■ Material supplied ■
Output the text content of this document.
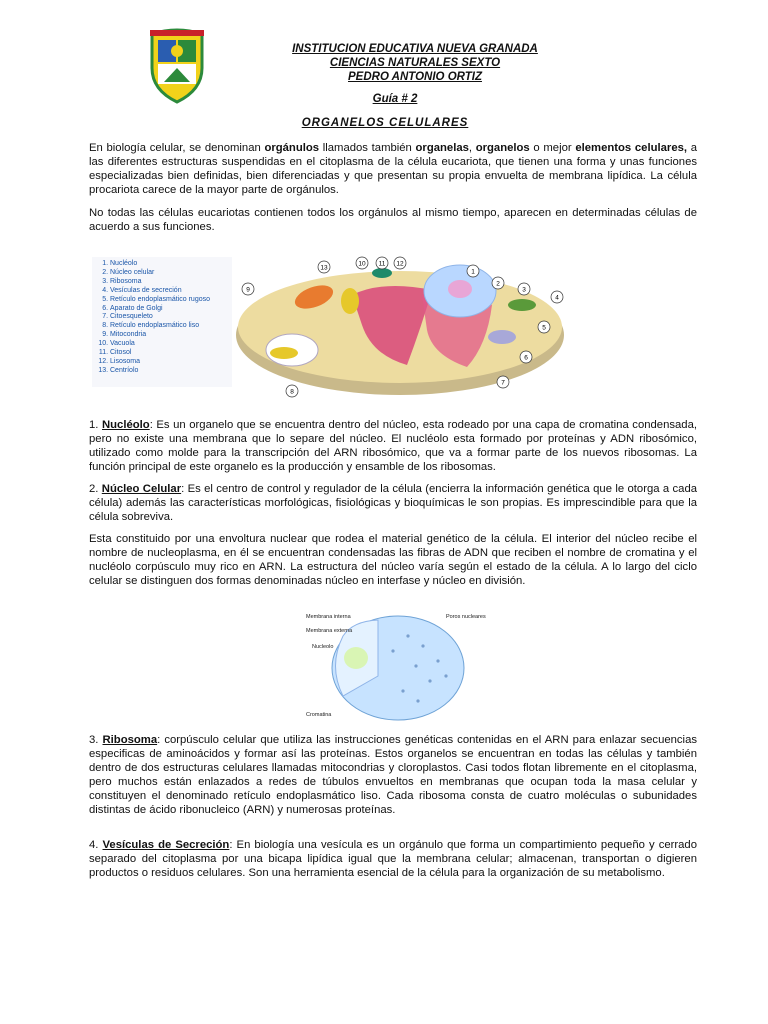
INSTITUCION EDUCATIVA NUEVA GRANADA
CIENCIAS NATURALES SEXTO
PEDRO ANTONIO ORTIZ
Guía # 2
ORGANELOS CELULARES
En biología celular, se denominan orgánulos llamados también organelas, organelos o mejor elementos celulares, a las diferentes estructuras suspendidas en el citoplasma de la célula eucariota, que tienen una forma y unas funciones especializadas bien definidas, bien diferenciadas y que presentan su propia envuelta de membrana lipídica. La célula procariota carece de la mayor parte de orgánulos.
No todas las células eucariotas contienen todos los orgánulos al mismo tiempo, aparecen en determinadas células de acuerdo a sus funciones.
1. Nucléolo
2. Núcleo celular
3. Ribosoma
4. Vesículas de secreción
5. Retículo endoplasmático rugoso
6. Aparato de Golgi
7. Citoesqueleto
8. Retículo endoplasmático liso
9. Mitocondria
10. Vacuola
11. Citosol
12. Lisosoma
13. Centríolo
1
2
3
4
5
6
7
8
9
10 11 12
13
1. Nucléolo: Es un organelo que se encuentra dentro del núcleo, esta rodeado por una capa de cromatina condensada, pero no existe una membrana que lo separe del núcleo. El nucléolo esta formado por proteínas y ADN ribosómico, utilizado como molde para la transcripción del ARN ribosómico, que va a formar parte de los nuevos ribosomas. La función principal de este organelo es la producción y ensamble de los ribosomas.
2. Núcleo Celular: Es el centro de control y regulador de la célula (encierra la información genética que le otorga a cada célula) además las características morfológicas, fisiológicas y bioquímicas le son propias. Es imprescindible para que la célula sobreviva.
Esta constituido por una envoltura nuclear que rodea el material genético de la célula. El interior del núcleo recibe el nombre de nucleoplasma, en él se encuentran condensadas las fibras de ADN que reciben el nombre de cromatina y el nucléolo corpúsculo muy rico en ARN. La estructura del núcleo varía según el estado de la célula. A lo largo del ciclo celular se distinguen dos formas denominadas núcleo en interfase y núcleo en división.
Membrana interna
Membrana externa
Nucleolo
Cromatina
Poros nucleares
3. Ribosoma: corpúsculo celular que utiliza las instrucciones genéticas contenidas en el ARN para enlazar secuencias especificas de aminoácidos y formar así las proteínas. Estos organelos se encuentran en todas las células y también dentro de dos estructuras celulares llamadas mitocondrias y cloroplastos. Casi todos flotan libremente en el citoplasma, pero muchos están enlazados a redes de túbulos envueltos en membranas que ocupan toda la masa celular y constituyen el denominado retículo endoplasmático liso. Cada ribosoma consta de cuatro moléculas o subunidades distintas de ácido ribonucleico (ARN) y numerosas proteínas.
4. Vesículas de Secreción: En biología una vesícula es un orgánulo que forma un compartimiento pequeño y cerrado separado del citoplasma por una bicapa lipídica igual que la membrana celular; almacenan, transportan o digieren productos o residuos celulares. Son una herramienta esencial de la célula para la organización de su metabolismo.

■ What you should do ■
Extract the entries in full, exactly as they are, minus the pictures.

■ Expected answer ■
Output the text content of this document.
INSTITUCION EDUCATIVA NUEVA GRANADA
CIENCIAS NATURALES SEXTO
PEDRO ANTONIO ORTIZ
Guía # 2
ORGANELOS CELULARES
En biología celular, se denominan orgánulos llamados también organelas, organelos o mejor elementos celulares, a las diferentes estructuras suspendidas en el citoplasma de la célula eucariota, que tienen una forma y unas funciones especializadas bien definidas, bien diferenciadas y que presentan su propia envuelta de membrana lipídica. La célula procariota carece de la mayor parte de orgánulos.
No todas las células eucariotas contienen todos los orgánulos al mismo tiempo, aparecen en determinadas células de acuerdo a sus funciones.
1. Nucléolo
2. Núcleo celular
3. Ribosoma
4. Vesículas de secreción
5. Retículo endoplasmático rugoso
6. Aparato de Golgi
7. Citoesqueleto
8. Retículo endoplasmático liso
9. Mitocondria
10. Vacuola
11. Citosol
12. Lisosoma
13. Centríolo
1
2
3
4
5
6
7
8
9
10 11 12
13
1. Nucléolo: Es un organelo que se encuentra dentro del núcleo, esta rodeado por una capa de cromatina condensada, pero no existe una membrana que lo separe del núcleo. El nucléolo esta formado por proteínas y ADN ribosómico, utilizado como molde para la transcripción del ARN ribosómico, que va a formar parte de los nuevos ribosomas. La función principal de este organelo es la producción y ensamble de los ribosomas.
2. Núcleo Celular: Es el centro de control y regulador de la célula (encierra la información genética que le otorga a cada célula) además las características morfológicas, fisiológicas y bioquímicas le son propias. Es imprescindible para que la célula sobreviva.
Esta constituido por una envoltura nuclear que rodea el material genético de la célula. El interior del núcleo recibe el nombre de nucleoplasma, en él se encuentran condensadas las fibras de ADN que reciben el nombre de cromatina y el nucléolo corpúsculo muy rico en ARN. La estructura del núcleo varía según el estado de la célula. A lo largo del ciclo celular se distinguen dos formas denominadas núcleo en interfase y núcleo en división.
Membrana interna
Membrana externa
Nucleolo
Cromatina
Poros nucleares
3. Ribosoma: corpúsculo celular que utiliza las instrucciones genéticas contenidas en el ARN para enlazar secuencias especificas de aminoácidos y formar así las proteínas. Estos organelos se encuentran en todas las células y también dentro de dos estructuras celulares llamadas mitocondrias y cloroplastos. Casi todos flotan libremente en el citoplasma, pero muchos están enlazados a redes de túbulos envueltos en membranas que ocupan toda la masa celular y constituyen el denominado retículo endoplasmático liso. Cada ribosoma consta de cuatro moléculas o subunidades distintas de ácido ribonucleico (ARN) y numerosas proteínas.
4. Vesículas de Secreción: En biología una vesícula es un orgánulo que forma un compartimiento pequeño y cerrado separado del citoplasma por una bicapa lipídica igual que la membrana celular; almacenan, transportan o digieren productos o residuos celulares. Son una herramienta esencial de la célula para la organización de su metabolismo.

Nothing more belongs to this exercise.